Exercise prompt:
In the listing below, find every line containing "name" and copy it out.

☆ ☆ ☆

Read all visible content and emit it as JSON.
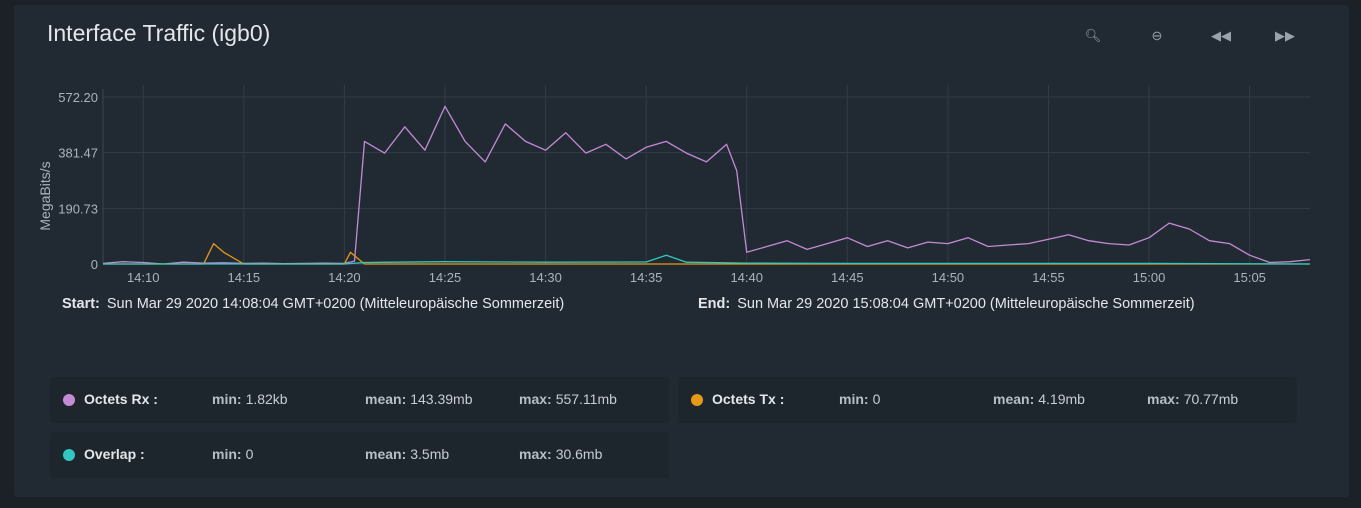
{
  "title": "Interface Traffic (igb0)",
  "toolbar": [
    {
      "name": "zoom-in-icon",
      "glyph": "🔍︎"
    },
    {
      "name": "zoom-out-icon",
      "glyph": "⊖"
    },
    {
      "name": "rewind-icon",
      "glyph": "◀◀"
    },
    {
      "name": "fast-forward-icon",
      "glyph": "▶▶"
    }
  ],
  "range": {
    "start_label": "Start:",
    "start_value": "Sun Mar 29 2020 14:08:04 GMT+0200 (Mitteleuropäische Sommerzeit)",
    "end_label": "End:",
    "end_value": "Sun Mar 29 2020 15:08:04 GMT+0200 (Mitteleuropäische Sommerzeit)"
  },
  "legend": [
    {
      "name": "Octets Rx :",
      "color": "#c48ad4",
      "min_label": "min:",
      "min": "1.82kb",
      "mean_label": "mean:",
      "mean": "143.39mb",
      "max_label": "max:",
      "max": "557.11mb"
    },
    {
      "name": "Octets Tx :",
      "color": "#e69a12",
      "min_label": "min:",
      "min": "0",
      "mean_label": "mean:",
      "mean": "4.19mb",
      "max_label": "max:",
      "max": "70.77mb"
    },
    {
      "name": "Overlap :",
      "color": "#2fc8c2",
      "min_label": "min:",
      "min": "0",
      "mean_label": "mean:",
      "mean": "3.5mb",
      "max_label": "max:",
      "max": "30.6mb"
    }
  ],
  "chart_data": {
    "type": "line",
    "ylabel": "MegaBits/s",
    "yticks": [
      "0",
      "190.73",
      "381.47",
      "572.20"
    ],
    "ytick_values": [
      0,
      190.73,
      381.47,
      572.2
    ],
    "ylim": [
      0,
      572.2
    ],
    "xlim": [
      "14:08",
      "15:08"
    ],
    "xticks": [
      "14:10",
      "14:15",
      "14:20",
      "14:25",
      "14:30",
      "14:35",
      "14:40",
      "14:45",
      "14:50",
      "14:55",
      "15:00",
      "15:05"
    ],
    "grid": true,
    "series": [
      {
        "name": "Octets Rx",
        "color": "#c48ad4",
        "x": [
          "14:08",
          "14:09",
          "14:10",
          "14:11",
          "14:12",
          "14:13",
          "14:14",
          "14:15",
          "14:16",
          "14:17",
          "14:18",
          "14:19",
          "14:20",
          "14:20.5",
          "14:21",
          "14:22",
          "14:23",
          "14:24",
          "14:25",
          "14:26",
          "14:27",
          "14:28",
          "14:29",
          "14:30",
          "14:31",
          "14:32",
          "14:33",
          "14:34",
          "14:35",
          "14:36",
          "14:37",
          "14:38",
          "14:39",
          "14:39.5",
          "14:40",
          "14:41",
          "14:42",
          "14:43",
          "14:44",
          "14:45",
          "14:46",
          "14:47",
          "14:48",
          "14:49",
          "14:50",
          "14:51",
          "14:52",
          "14:53",
          "14:54",
          "14:55",
          "14:56",
          "14:57",
          "14:58",
          "14:59",
          "15:00",
          "15:01",
          "15:02",
          "15:03",
          "15:04",
          "15:05",
          "15:06",
          "15:07",
          "15:08"
        ],
        "y": [
          2,
          8,
          5,
          0,
          6,
          3,
          4,
          2,
          3,
          1,
          2,
          3,
          2,
          10,
          420,
          380,
          470,
          390,
          540,
          420,
          350,
          480,
          420,
          390,
          450,
          380,
          410,
          360,
          400,
          420,
          380,
          350,
          410,
          320,
          40,
          60,
          80,
          50,
          70,
          90,
          60,
          80,
          55,
          75,
          70,
          90,
          60,
          65,
          70,
          85,
          100,
          80,
          70,
          65,
          90,
          140,
          120,
          80,
          70,
          30,
          5,
          8,
          15
        ]
      },
      {
        "name": "Octets Tx",
        "color": "#e69a12",
        "x": [
          "14:08",
          "14:12",
          "14:13",
          "14:13.5",
          "14:14",
          "14:15",
          "14:19",
          "14:20",
          "14:20.3",
          "14:21",
          "15:08"
        ],
        "y": [
          0,
          0,
          0,
          70,
          40,
          0,
          0,
          0,
          40,
          0,
          0
        ]
      },
      {
        "name": "Overlap",
        "color": "#2fc8c2",
        "x": [
          "14:08",
          "14:20",
          "14:21",
          "14:25",
          "14:30",
          "14:35",
          "14:36",
          "14:37",
          "14:40",
          "14:45",
          "15:00",
          "15:08"
        ],
        "y": [
          0,
          0,
          5,
          8,
          6,
          7,
          30,
          6,
          3,
          2,
          2,
          0
        ]
      }
    ]
  }
}
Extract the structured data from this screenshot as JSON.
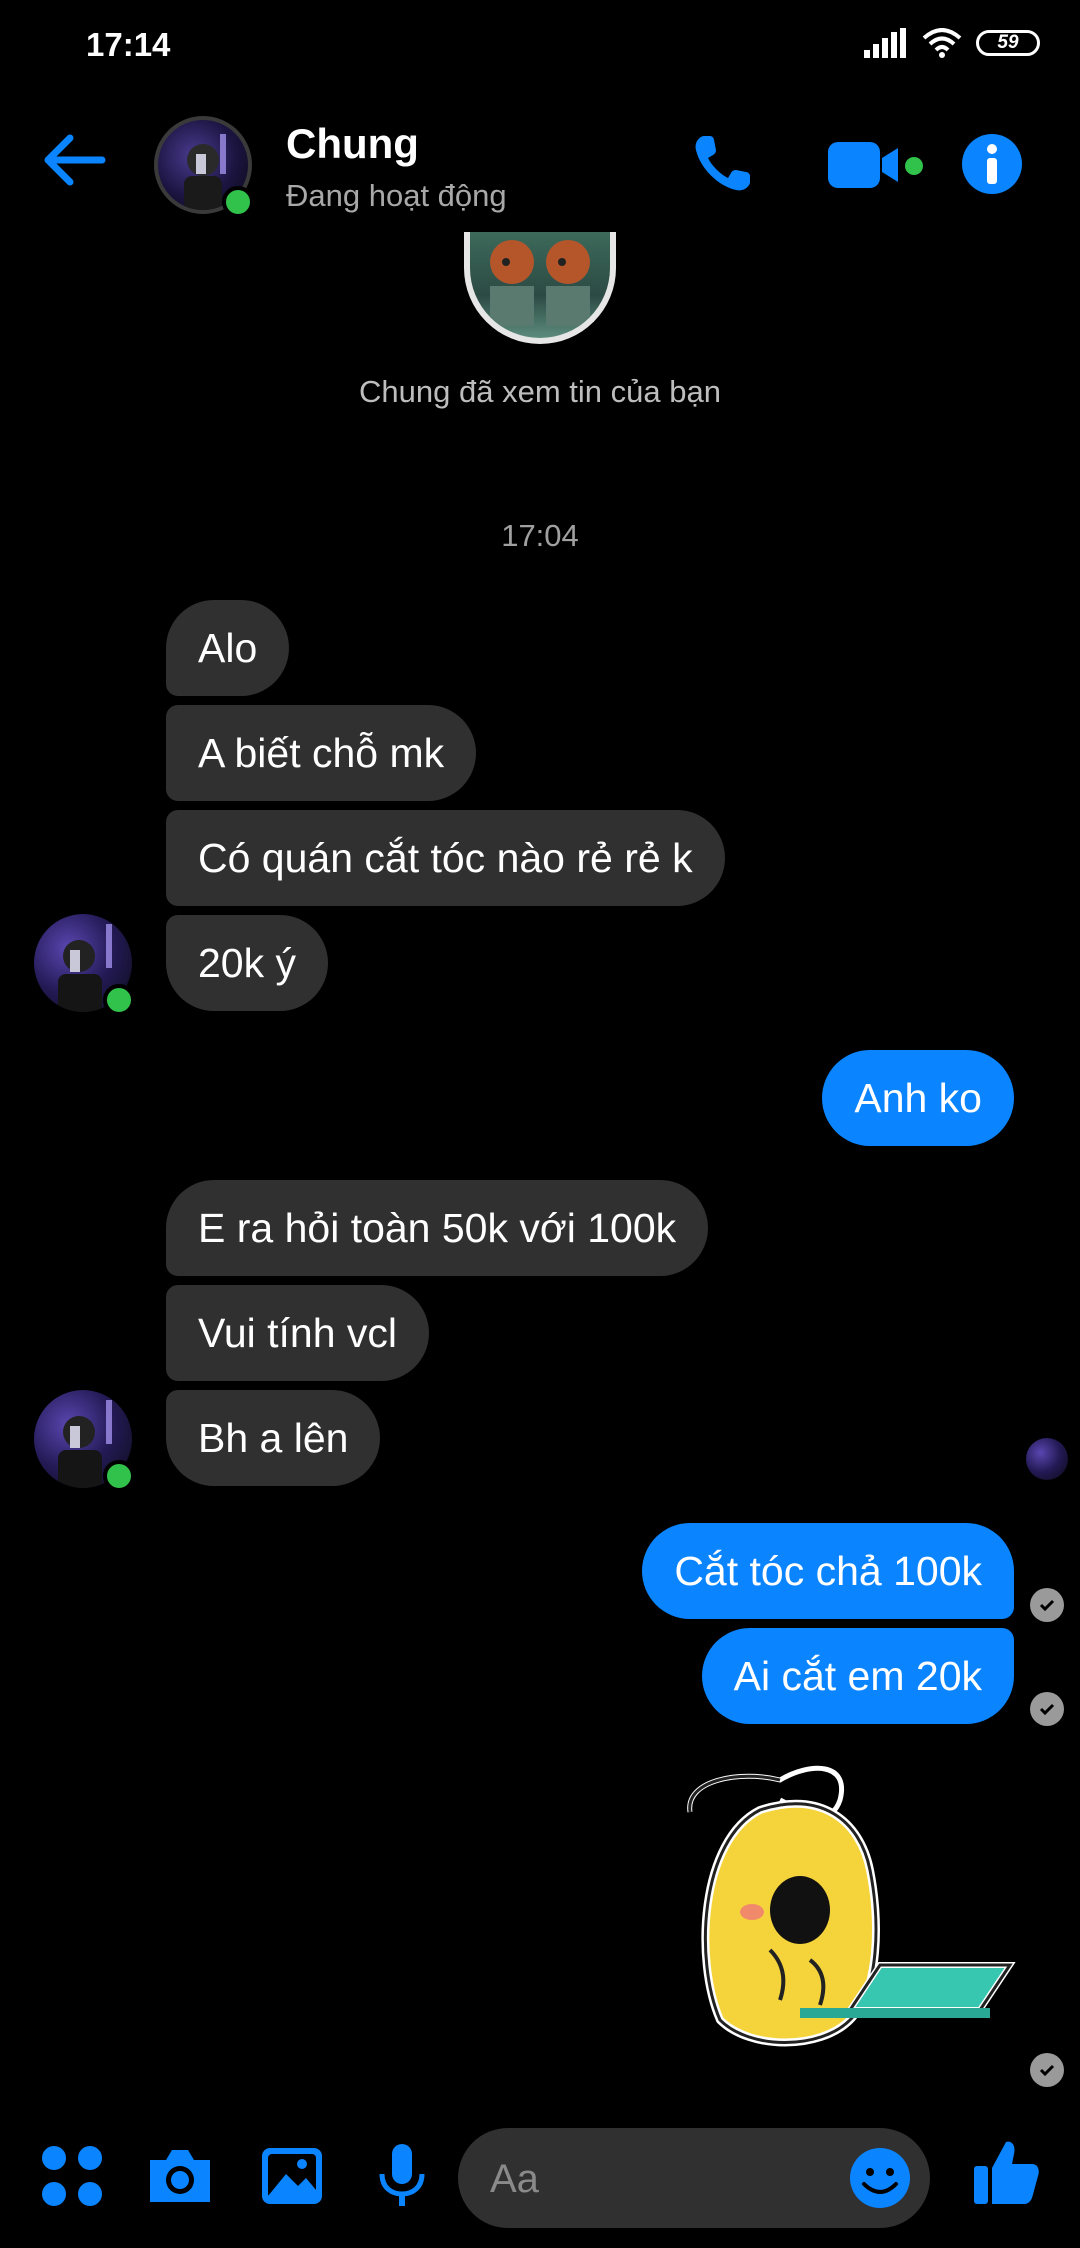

☆ ☆ ☆

Response to this task:
      "name": "zoom-in-icon",
      "name": "zoom-out-icon",
      "name": "rewind-icon",
      "name": "fast-forward-icon",
      "name": "Octets Rx :",
      "name": "Octets Tx :",
      "name": "Overlap :",
        "name": "Octets Rx",
        "name": "Octets Tx",
        "name": "Overlap",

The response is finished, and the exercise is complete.